= PAGE =
◇ ◇ ◇ ◇
Question 1(A) [3 marks]#
Draw The Bus Organization Of 8085.
Answer:
Bus Types:
- Address Bus: 16-bit unidirectional bus for memory addressing
- Data Bus: 8-bit bidirectional bus for data transfer
- Control Bus: Control signals like RD, WR, ALE, IO/M
Mnemonic: “ADC - Address, Data, Control”
Question 1(B) [4 marks]#
Compare Microprocessor With Microcontroller.
Answer:
| Feature | Microprocessor | Microcontroller |
|---|---|---|
| Architecture | External components needed | All components on single chip |
| Memory | External RAM/ROM required | Internal RAM/ROM available |
| Cost | Higher system cost | Lower system cost |
| Power | Higher power consumption | Lower power consumption |
| Size | Larger system size | Compact system |
| Applications | General purpose computing | Embedded control applications |
Key Points:
- Microprocessor: CPU only, requires external support chips
- Microcontroller: Complete computer system on chip
Mnemonic: “MICRO - Memory Internal, Compact, Reduced cost, Optimized”
Question 1(C) [7 marks]#
Draw And Explain Each Block Of 8085 Microprocessor.
Answer:
graph TB
A[Accumulator] --> ALU[Arithmetic Logic Unit]
B[Register Array] --> ALU
ALU --> F[Flag Register]
PC[Program Counter] --> AB[Address Buffer]
SP[Stack Pointer] --> AB
AB --> ADDR[Address Bus 16-bit]
IR[Instruction Register] --> ID[Instruction Decoder]
ID --> CU[Control Unit]
CU --> CB[Control Bus]
DB[Data Buffer] <--> DATA[Data Bus 8-bit]
T[Timing & Control] --> CU
Block Functions:
- ALU: Performs arithmetic and logical operations
- Accumulator: Primary working register for data processing
- Register Array: B, C, D, E, H, L general purpose registers
- Program Counter: Holds address of next instruction
- Stack Pointer: Points to top of stack in memory
- Control Unit: Controls overall operation of processor
Mnemonic: “APRIL - ALU, Program counter, Registers, Instruction decoder, Logic control”
Question 1(C) OR [7 marks]#
Draw Pin Diagram Of 8085 Microprocessor And Explain Any 4(Four) Pins.
Answer:
Pin Explanations:
- ALE (Pin 30): Address Latch Enable - separates address and data on multiplexed bus
- RD (Pin 32): Read control signal - active low, indicates read operation
- WR (Pin 31): Write control signal - active low, indicates write operation
- RESET (Pin 36): Reset input - initializes processor when low
Mnemonic: “ARWA - ALE, Read, Write, rAset”
◇ ◇ ◇ ◇
= RECORD EXTRACTS =
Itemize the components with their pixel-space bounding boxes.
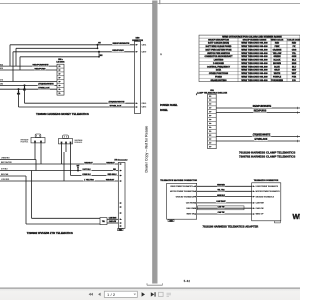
svg-text:YEL TRA: YEL TRA bbox=[217, 189, 225, 192]
svg-text:PUR/GREEN: PUR/GREEN bbox=[271, 80, 283, 82]
svg-text:MOTOR POWER TELEMATICS: MOTOR POWER TELEMATICS bbox=[256, 190, 281, 193]
svg-text:RED/BAT: RED/BAT bbox=[106, 178, 115, 181]
svg-text:CAN TW: CAN TW bbox=[218, 205, 225, 208]
svg-text:GROUND TELEMATICS: GROUND TELEMATICS bbox=[256, 195, 275, 198]
svg-text:HRN RED: HRN RED bbox=[217, 185, 225, 187]
svg-text:C150: C150 bbox=[169, 220, 173, 222]
svg-text:CB4: CB4 bbox=[0, 84, 3, 86]
svg-text:RED/BAT: RED/BAT bbox=[84, 161, 93, 164]
svg-text:BATT PWR BATTERY FUSE: BATT PWR BATTERY FUSE bbox=[205, 48, 232, 51]
svg-text:L YEL/TRO: L YEL/TRO bbox=[1, 179, 10, 181]
svg-text:C/AN BLI: C/AN BLI bbox=[82, 173, 91, 176]
svg-text:CAN TIGHT: CAN TIGHT bbox=[216, 200, 226, 203]
svg-text:WAKE UP: WAKE UP bbox=[256, 213, 265, 216]
svg-text:ITR#: ITR# bbox=[119, 229, 122, 231]
svg-text:BATT CABLES (MAIN): BATT CABLES (MAIN) bbox=[208, 42, 229, 45]
svg-text:CAN LOW: CAN LOW bbox=[256, 207, 264, 210]
svg-text:USER POWER TELEMATICS +: USER POWER TELEMATICS + bbox=[170, 185, 194, 188]
svg-text:GRAY: GRAY bbox=[274, 69, 280, 72]
svg-text:1: 1 bbox=[196, 94, 197, 96]
svg-text:RED/PUR/WHITE: RED/PUR/WHITE bbox=[113, 43, 130, 45]
svg-text:T298992 WVHE58 ZTR TELEMATICS: T298992 WVHE58 ZTR TELEMATICS bbox=[27, 231, 73, 235]
svg-text:PANEL: PANEL bbox=[160, 109, 168, 112]
svg-text:Dealer Copy -- Not for Resale: Dealer Copy -- Not for Resale bbox=[144, 126, 148, 173]
svg-text:ORANGE: ORANGE bbox=[273, 48, 282, 51]
svg-text:1 / 2: 1 / 2 bbox=[107, 293, 115, 297]
svg-text:TEL: TEL bbox=[102, 221, 105, 223]
svg-text:DATA: DATA bbox=[216, 69, 222, 72]
svg-text:RD9: RD9 bbox=[0, 68, 3, 70]
svg-text:TELEMATICS MACHINE CONNECTOR: TELEMATICS MACHINE CONNECTOR bbox=[160, 179, 197, 182]
svg-text:5-62: 5-62 bbox=[184, 279, 191, 283]
svg-text:USER POWER TELEMATICS: USER POWER TELEMATICS bbox=[256, 185, 279, 188]
svg-text:CAN HIGH: CAN HIGH bbox=[256, 202, 265, 205]
svg-text:RED/PUR/WHITE: RED/PUR/WHITE bbox=[253, 106, 272, 108]
svg-text:ET0/BLACK: ET0/BLACK bbox=[38, 87, 50, 90]
svg-text:WI: WI bbox=[293, 212, 301, 221]
svg-text:BATT WIRE CLEAN FUSED: BATT WIRE CLEAN FUSED bbox=[206, 45, 232, 48]
svg-text:GRAN/LIGHTING: GRAN/LIGHTING bbox=[211, 79, 227, 82]
svg-text:RED/PUR/S: RED/PUR/S bbox=[112, 50, 124, 52]
svg-text:FUSE HOL: FUSE HOL bbox=[21, 141, 29, 143]
svg-text:7019199 HARNESS TELEMATICS ADA: 7019199 HARNESS TELEMATICS ADAPTER bbox=[203, 225, 259, 229]
svg-text:CONNECTOR GROUND/BATT: CONNECTOR GROUND/BATT bbox=[204, 55, 233, 58]
svg-text:(TR)RED/WHITE: (TR)RED/WHITE bbox=[38, 84, 54, 86]
svg-text:TELEMATICS CONNECTOR: TELEMATICS CONNECTOR bbox=[254, 179, 279, 182]
svg-text:RED 50/LI: RED 50/LI bbox=[108, 174, 117, 176]
svg-text:FUSE HOL: FUSE HOL bbox=[75, 142, 83, 144]
svg-text:RED/PUR/WHITE: RED/PUR/WHITE bbox=[33, 64, 50, 66]
svg-text:5 GY BLI: 5 GY BLI bbox=[1, 169, 8, 171]
svg-text:GRN BLK: GRN BLK bbox=[217, 195, 225, 197]
svg-text:BLACK: BLACK bbox=[274, 59, 282, 62]
svg-text:GROUP DESCRIPTION: GROUP DESCRIPTION bbox=[208, 40, 229, 42]
svg-text:1: 1 bbox=[161, 54, 162, 56]
svg-text:RED YEL/TRO: RED YEL/TRO bbox=[1, 162, 12, 164]
svg-text:L YEL/TRO: L YEL/TRO bbox=[84, 179, 94, 181]
svg-text:RED/BAT: RED/BAT bbox=[106, 161, 115, 164]
svg-text:WIRE COLOR: WIRE COLOR bbox=[271, 40, 284, 42]
svg-text:RD4: RD4 bbox=[0, 64, 3, 66]
svg-text:(TR)RED/WHITE: (TR)RED/WHITE bbox=[109, 102, 125, 104]
svg-text:CAN LOW: CAN LOW bbox=[186, 207, 194, 210]
svg-text:RED/PUR/S: RED/PUR/S bbox=[35, 68, 47, 70]
svg-text:MOTOR POWER TELEMATICS: MOTOR POWER TELEMATICS bbox=[170, 190, 195, 193]
svg-text:WIRE THROUGH 000-099: WIRE THROUGH 000-099 bbox=[241, 80, 268, 82]
svg-text:ITR Connector: ITR Connector bbox=[114, 159, 127, 162]
svg-text:ET0/BLACK: ET0/BLACK bbox=[110, 104, 122, 107]
svg-text:L RED/TRO: L RED/TRO bbox=[1, 158, 10, 160]
svg-text:COLOR CODE: COLOR CODE bbox=[287, 40, 300, 42]
svg-text:CB9 +: CB9 + bbox=[58, 59, 63, 61]
svg-text:5 GY BLI: 5 GY BLI bbox=[83, 169, 91, 171]
svg-text:ET0/BLACK: ET0/BLACK bbox=[255, 138, 268, 141]
svg-text:CAN TW: CAN TW bbox=[218, 211, 225, 214]
svg-text:T298989 HARNESS MOREY TELEMATI: T298989 HARNESS MOREY TELEMATICS bbox=[36, 112, 89, 116]
svg-text:7266782 HARNESS CLAMP TELEMATI: 7266782 HARNESS CLAMP TELEMATICS bbox=[239, 155, 295, 159]
svg-text:(TR)RED/WHITE: (TR)RED/WHITE bbox=[253, 135, 271, 137]
svg-text:RED/PUR/S: RED/PUR/S bbox=[254, 111, 267, 113]
svg-text:POWER PANEL: POWER PANEL bbox=[160, 104, 178, 107]
svg-text:P/G: P/G bbox=[292, 80, 296, 82]
svg-text:GROUND TELEMATICS: GROUND TELEMATICS bbox=[176, 195, 195, 198]
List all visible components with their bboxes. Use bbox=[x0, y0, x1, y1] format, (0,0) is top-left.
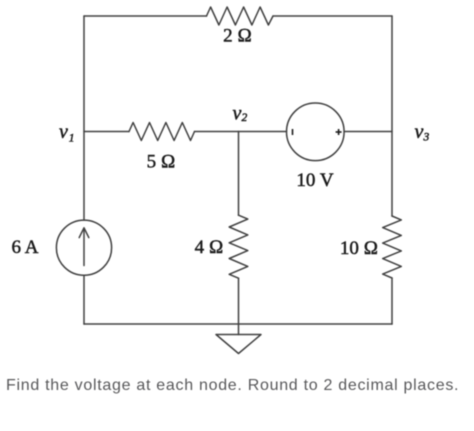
wire top-left vertical segment (node v1 rail upper) bbox=[83, 16, 85, 220]
wire left vertical lower segment bbox=[83, 275, 85, 324]
current source arrow (pointing up) bbox=[83, 230, 85, 266]
wire right vertical upper segment bbox=[391, 16, 393, 216]
wire top horizontal left of R (2 ohm) bbox=[84, 15, 207, 17]
wire right vertical lower segment bbox=[391, 278, 393, 324]
wire voltage source to v3 rail bbox=[344, 131, 392, 133]
svg-text:1: 1 bbox=[69, 132, 75, 144]
svg-text:v: v bbox=[415, 121, 424, 143]
ground stub bbox=[238, 324, 240, 335]
wire middle from 5 ohm to node v2 bbox=[195, 131, 239, 133]
svg-text:v: v bbox=[233, 103, 242, 125]
voltage source V1 10V circle bbox=[287, 103, 345, 161]
wire top horizontal right of R bbox=[273, 15, 392, 17]
svg-text:v: v bbox=[59, 121, 68, 143]
svg-text:2 Ω: 2 Ω bbox=[223, 26, 252, 47]
wire node v2 to voltage source bbox=[239, 131, 287, 133]
wire 4 ohm to bottom rail bbox=[238, 278, 240, 324]
svg-text:5 Ω: 5 Ω bbox=[147, 152, 176, 173]
current source I1 6A circle bbox=[56, 220, 111, 275]
svg-text:10 V: 10 V bbox=[296, 170, 333, 191]
resistor 4 ohm (middle vertical) bbox=[229, 215, 248, 278]
voltage source plus terminal mark bbox=[336, 129, 342, 135]
ground triangle bbox=[216, 335, 261, 354]
resistor 2 ohm (top) bbox=[207, 7, 274, 25]
svg-text:4 Ω: 4 Ω bbox=[195, 237, 224, 258]
caption question text bbox=[6, 377, 459, 395]
svg-text:2: 2 bbox=[242, 112, 248, 124]
wire bottom rail bbox=[84, 323, 392, 325]
voltage source minus terminal mark bbox=[292, 129, 294, 135]
svg-text:6 A: 6 A bbox=[12, 237, 39, 258]
wire middle left segment (v1 to 5 ohm) bbox=[84, 131, 129, 133]
svg-text:3: 3 bbox=[423, 132, 430, 144]
wire middle branch vertical (v2 down to 4 ohm) bbox=[238, 132, 240, 216]
svg-text:10 Ω: 10 Ω bbox=[340, 238, 378, 259]
resistor 5 ohm (middle) bbox=[129, 123, 195, 141]
resistor 10 ohm (right vertical) bbox=[383, 216, 402, 278]
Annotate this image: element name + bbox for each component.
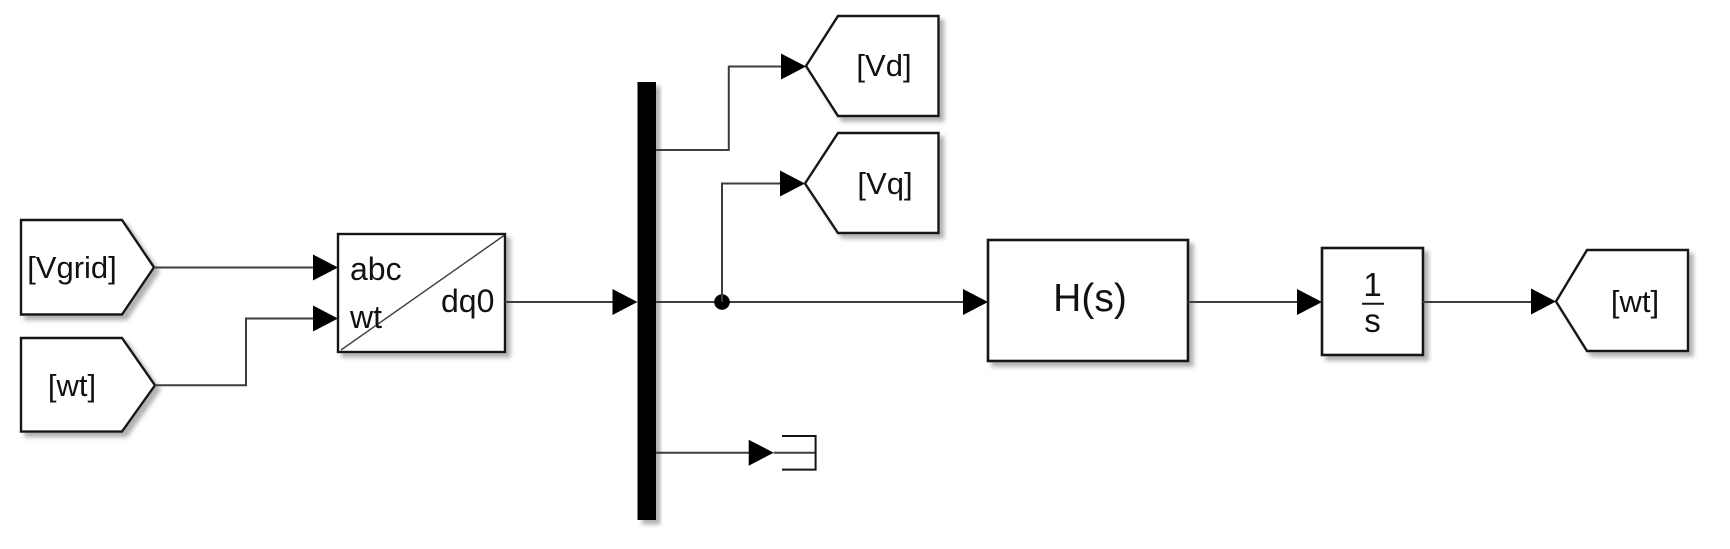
svg-text:[Vgrid]: [Vgrid] bbox=[27, 250, 117, 285]
svg-text:wt: wt bbox=[349, 299, 382, 335]
wire dq0 output to demux bbox=[505, 301, 613, 303]
svg-text:[wt]: [wt] bbox=[1611, 284, 1659, 319]
arrowhead Vd input bbox=[781, 54, 806, 80]
arrowhead abc input bbox=[313, 255, 338, 281]
svg-text:abc: abc bbox=[350, 251, 402, 287]
arrowhead demux input bbox=[613, 289, 638, 315]
transfer function block H(s) bbox=[988, 240, 1188, 361]
svg-text:[wt]: [wt] bbox=[48, 368, 96, 403]
svg-text:[Vd]: [Vd] bbox=[856, 48, 911, 83]
Goto tag [wt] (right) bbox=[1556, 250, 1688, 351]
arrowhead integrator input bbox=[1297, 289, 1322, 315]
Goto tag [Vq] bbox=[805, 133, 939, 233]
arrowhead wt goto input bbox=[1531, 289, 1556, 315]
main wire demux to H(s) bbox=[656, 301, 963, 303]
junction dot bbox=[714, 294, 730, 310]
svg-text:dq0: dq0 bbox=[441, 283, 494, 319]
integrator block 1/s bbox=[1322, 248, 1423, 355]
From tag [Vgrid] bbox=[21, 220, 154, 315]
wire wt to wt input bbox=[155, 319, 314, 386]
svg-text:H(s): H(s) bbox=[1053, 277, 1127, 320]
svg-text:s: s bbox=[1364, 302, 1381, 339]
abc/dq0 transform block bbox=[338, 234, 505, 352]
arrowhead unused output bbox=[749, 440, 774, 466]
arrowhead Vq input bbox=[780, 171, 805, 197]
wire integrator to [wt] goto bbox=[1423, 301, 1532, 303]
Goto tag [Vd] bbox=[806, 16, 939, 116]
wire junction to [Vq] bbox=[722, 184, 781, 303]
wire demux to [Vd] bbox=[656, 67, 782, 151]
wire H(s) to integrator bbox=[1188, 301, 1298, 303]
svg-text:[Vq]: [Vq] bbox=[857, 166, 912, 201]
wire stub into open port bbox=[774, 452, 816, 454]
From tag [wt] (left) bbox=[21, 338, 155, 432]
wire Vgrid to abc input bbox=[154, 267, 314, 269]
arrowhead H(s) input bbox=[963, 289, 988, 315]
svg-text:1: 1 bbox=[1363, 266, 1381, 303]
arrowhead wt input bbox=[313, 306, 338, 332]
open port bracket bbox=[782, 436, 816, 470]
fraction bar bbox=[1362, 303, 1384, 305]
demux bar bbox=[638, 82, 657, 520]
diagonal of abc/dq0 block bbox=[341, 236, 504, 351]
wire demux unused output bbox=[656, 452, 749, 454]
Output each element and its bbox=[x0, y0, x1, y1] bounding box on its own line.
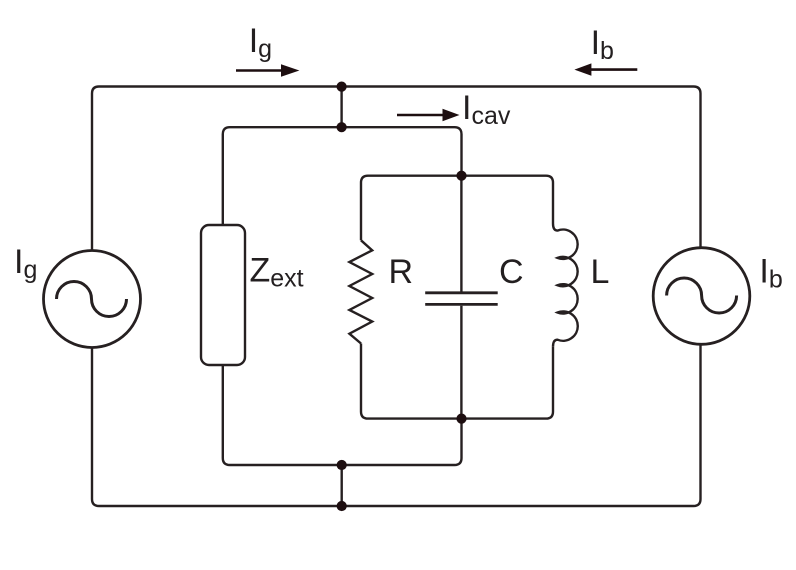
resistor R bbox=[349, 240, 372, 343]
wire: junction A to junction B vertical link bbox=[340, 87, 342, 128]
wire: cavity loop top (R top to L top) bbox=[361, 176, 553, 241]
svg-text:R: R bbox=[389, 253, 414, 291]
svg-text:L: L bbox=[591, 253, 610, 291]
wire: outer loop bottom (Ig source bottom to Ib source bottom) bbox=[92, 344, 701, 506]
svg-text:C: C bbox=[499, 253, 524, 291]
arrow Ib current (top right, pointing left) bbox=[574, 63, 637, 75]
wire: Zext loop bottom (Zext bottom to node E) bbox=[223, 365, 462, 466]
node E junction dot (Zext bottom wire x=341) bbox=[337, 460, 347, 470]
source U2 circle (right, Ib) bbox=[653, 248, 750, 345]
wire: outer loop top (Ig source top to Ib source top) bbox=[92, 87, 701, 251]
arrow Icav current (pointing right) bbox=[397, 109, 460, 121]
inductor L bbox=[553, 224, 578, 347]
wire: cavity loop bottom (R bottom to L bottom) bbox=[361, 344, 553, 419]
node D junction dot (cavity bottom x=461) bbox=[456, 414, 466, 424]
arrow Ig current (top left, pointing right) bbox=[236, 64, 299, 77]
source U2 sine symbol bbox=[667, 278, 737, 313]
wire: Zext loop top (Zext top to node B) bbox=[223, 127, 462, 225]
node B junction dot (Zext top wire x=341) bbox=[337, 122, 347, 132]
source U1 sine symbol bbox=[57, 282, 127, 317]
node C junction dot (cavity top x=461) bbox=[456, 171, 466, 181]
node A junction dot (top wire x=341) bbox=[337, 82, 347, 92]
wire: junction E to junction F vertical link bbox=[341, 465, 343, 506]
impedance Zext box bbox=[201, 225, 245, 365]
capacitor C bbox=[425, 293, 498, 305]
wire: capacitor branch vertical bbox=[460, 176, 462, 419]
node F junction dot (bottom wire x=341) bbox=[337, 501, 347, 511]
source U1 circle (left, Ig) bbox=[44, 251, 141, 348]
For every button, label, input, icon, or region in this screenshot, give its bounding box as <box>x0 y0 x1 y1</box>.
◇ ◇ ◇ ◇
= STATED PROBLEM 1 =
Please lay out the listing lines between the line holding "wire top-left vertical" and the line holding "svg-text:v: v bbox=[59, 121, 68, 143]", inclusive, as a Markdown table with the columns Row and Line, leaving out blank lines.
= STATED PROBLEM 2 =
Pick up the 8085 microprocessor page where it stops and keep writing it.

= WRITTEN ANSWER 1 =
| Row | Line |
|---|---|
| 1 | wire top-left vertical segment (node v1 rail upper) bbox=[83, 16, 85, 220] |
| 2 | wire left vertical lower segment bbox=[83, 275, 85, 324] |
| 3 | current source arrow (pointing up) bbox=[83, 230, 85, 266] |
| 4 | wire right vertical upper segment bbox=[391, 16, 393, 216] |
| 5 | wire top horizontal left of R (2 ohm) bbox=[84, 15, 207, 17] |
| 6 | wire right vertical lower segment bbox=[391, 278, 393, 324] |
| 7 | wire voltage source to v3 rail bbox=[344, 131, 392, 133] |
| 8 | svg-text:1: 1 bbox=[69, 132, 75, 144] |
| 9 | svg-text:v: v bbox=[415, 121, 424, 143] |
| 10 | ground stub bbox=[238, 324, 240, 335] |
| 11 | wire middle from 5 ohm to node v2 bbox=[195, 131, 239, 133] |
| 12 | svg-text:v: v bbox=[233, 103, 242, 125] |
| 13 | voltage source V1 10V circle bbox=[287, 103, 345, 161] |
| 14 | wire top horizontal right of R bbox=[273, 15, 392, 17] |
| 15 | svg-text:v: v bbox=[59, 121, 68, 143] |

= WRITTEN ANSWER 2 =
Question 2(A) [3 marks]#
Define : (1) Opcode (2) Operand
Answer:
Definitions:
- Opcode: Operation Code - specifies the operation to be performed (ADD, MOV, JMP)
- Operand: Data or address on which operation is performed
Example:
MOV A, B
| | |
| | +-- Operand 2 (Source)
| +-- Operand 1 (Destination)
+-- Opcode
Mnemonic: “OO - Operation + Operand”
Question 2(B) [4 marks]#
Give Differences Between RISC And CISC.
Answer:
| Feature | RISC | CISC |
|---|---|---|
| Instructions | Simple, fixed format | Complex, variable format |
| Execution | Single cycle execution | Multiple cycle execution |
| Addressing | Few addressing modes | Many addressing modes |
| Memory | Load/Store architecture | Memory-to-memory operations |
| Compiler | Complex compiler design | Simple compiler design |
Key Points:
- RISC: Reduced Instruction Set Computer - simpler, faster
- CISC: Complex Instruction Set Computer - feature rich
Mnemonic: “RISC is SLIM - Simple, Load-store, Instruction reduced, Memory efficient”
Question 2(C) [7 marks]#
Give Differences Between Von-Neumann & Harvard Architecture.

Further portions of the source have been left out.